Task directions:
Every entry that follows should be repeated exactly; drop the images.

Records shown:
##############################

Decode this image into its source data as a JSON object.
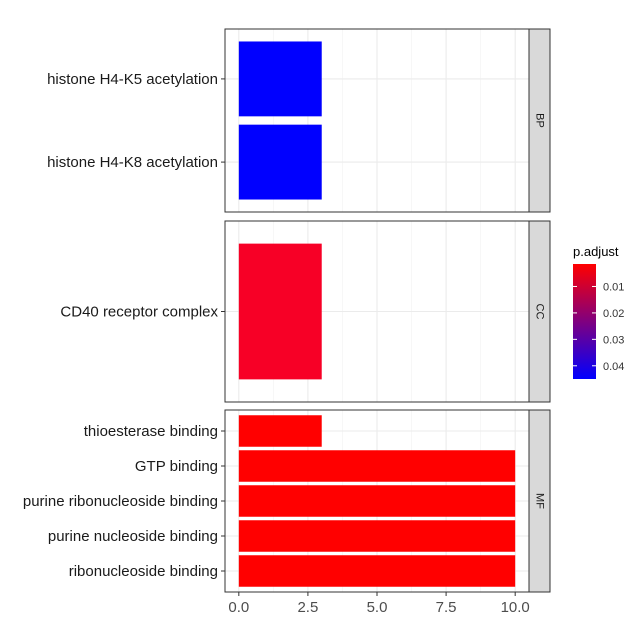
{
  "chart_data": {
    "type": "bar",
    "orientation": "horizontal",
    "facet_by": "ontology",
    "xlim": [
      -0.5,
      10.5
    ],
    "x_ticks": [
      "0.0",
      "2.5",
      "5.0",
      "7.5",
      "10.0"
    ],
    "x_tick_values": [
      0,
      2.5,
      5,
      7.5,
      10
    ],
    "grid": true,
    "legend_position": "right",
    "facets": [
      {
        "name": "BP",
        "bars": [
          {
            "label": "histone H4-K5 acetylation",
            "value": 3,
            "p_adjust": 0.045,
            "color": "#0000FF"
          },
          {
            "label": "histone H4-K8 acetylation",
            "value": 3,
            "p_adjust": 0.045,
            "color": "#0000FF"
          }
        ]
      },
      {
        "name": "CC",
        "bars": [
          {
            "label": "CD40 receptor complex",
            "value": 3,
            "p_adjust": 0.004,
            "color": "#F70026"
          }
        ]
      },
      {
        "name": "MF",
        "bars": [
          {
            "label": "thioesterase binding",
            "value": 3,
            "p_adjust": 0.0015,
            "color": "#FF0000"
          },
          {
            "label": "GTP binding",
            "value": 10,
            "p_adjust": 0.0015,
            "color": "#FF0000"
          },
          {
            "label": "purine ribonucleoside binding",
            "value": 10,
            "p_adjust": 0.0015,
            "color": "#FF0000"
          },
          {
            "label": "purine nucleoside binding",
            "value": 10,
            "p_adjust": 0.0015,
            "color": "#FF0000"
          },
          {
            "label": "ribonucleoside binding",
            "value": 10,
            "p_adjust": 0.0015,
            "color": "#FF0000"
          }
        ]
      }
    ],
    "legend": {
      "title": "p.adjust",
      "ticks": [
        "0.01",
        "0.02",
        "0.03",
        "0.04"
      ],
      "tick_values": [
        0.01,
        0.02,
        0.03,
        0.04
      ],
      "range": [
        0.0015,
        0.045
      ],
      "low_color": "#FF0000",
      "high_color": "#0000FF"
    }
  }
}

##############################

The solution:
Decode this image into its source data as a JSON object.
{
  "chart_data": {
    "type": "bar",
    "orientation": "horizontal",
    "facet_by": "ontology",
    "xlim": [
      -0.5,
      10.5
    ],
    "x_ticks": [
      "0.0",
      "2.5",
      "5.0",
      "7.5",
      "10.0"
    ],
    "x_tick_values": [
      0,
      2.5,
      5,
      7.5,
      10
    ],
    "grid": true,
    "legend_position": "right",
    "facets": [
      {
        "name": "BP",
        "bars": [
          {
            "label": "histone H4-K5 acetylation",
            "value": 3,
            "p_adjust": 0.045,
            "color": "#0000FF"
          },
          {
            "label": "histone H4-K8 acetylation",
            "value": 3,
            "p_adjust": 0.045,
            "color": "#0000FF"
          }
        ]
      },
      {
        "name": "CC",
        "bars": [
          {
            "label": "CD40 receptor complex",
            "value": 3,
            "p_adjust": 0.004,
            "color": "#F70026"
          }
        ]
      },
      {
        "name": "MF",
        "bars": [
          {
            "label": "thioesterase binding",
            "value": 3,
            "p_adjust": 0.0015,
            "color": "#FF0000"
          },
          {
            "label": "GTP binding",
            "value": 10,
            "p_adjust": 0.0015,
            "color": "#FF0000"
          },
          {
            "label": "purine ribonucleoside binding",
            "value": 10,
            "p_adjust": 0.0015,
            "color": "#FF0000"
          },
          {
            "label": "purine nucleoside binding",
            "value": 10,
            "p_adjust": 0.0015,
            "color": "#FF0000"
          },
          {
            "label": "ribonucleoside binding",
            "value": 10,
            "p_adjust": 0.0015,
            "color": "#FF0000"
          }
        ]
      }
    ],
    "legend": {
      "title": "p.adjust",
      "ticks": [
        "0.01",
        "0.02",
        "0.03",
        "0.04"
      ],
      "tick_values": [
        0.01,
        0.02,
        0.03,
        0.04
      ],
      "range": [
        0.0015,
        0.045
      ],
      "low_color": "#FF0000",
      "high_color": "#0000FF"
    }
  }
}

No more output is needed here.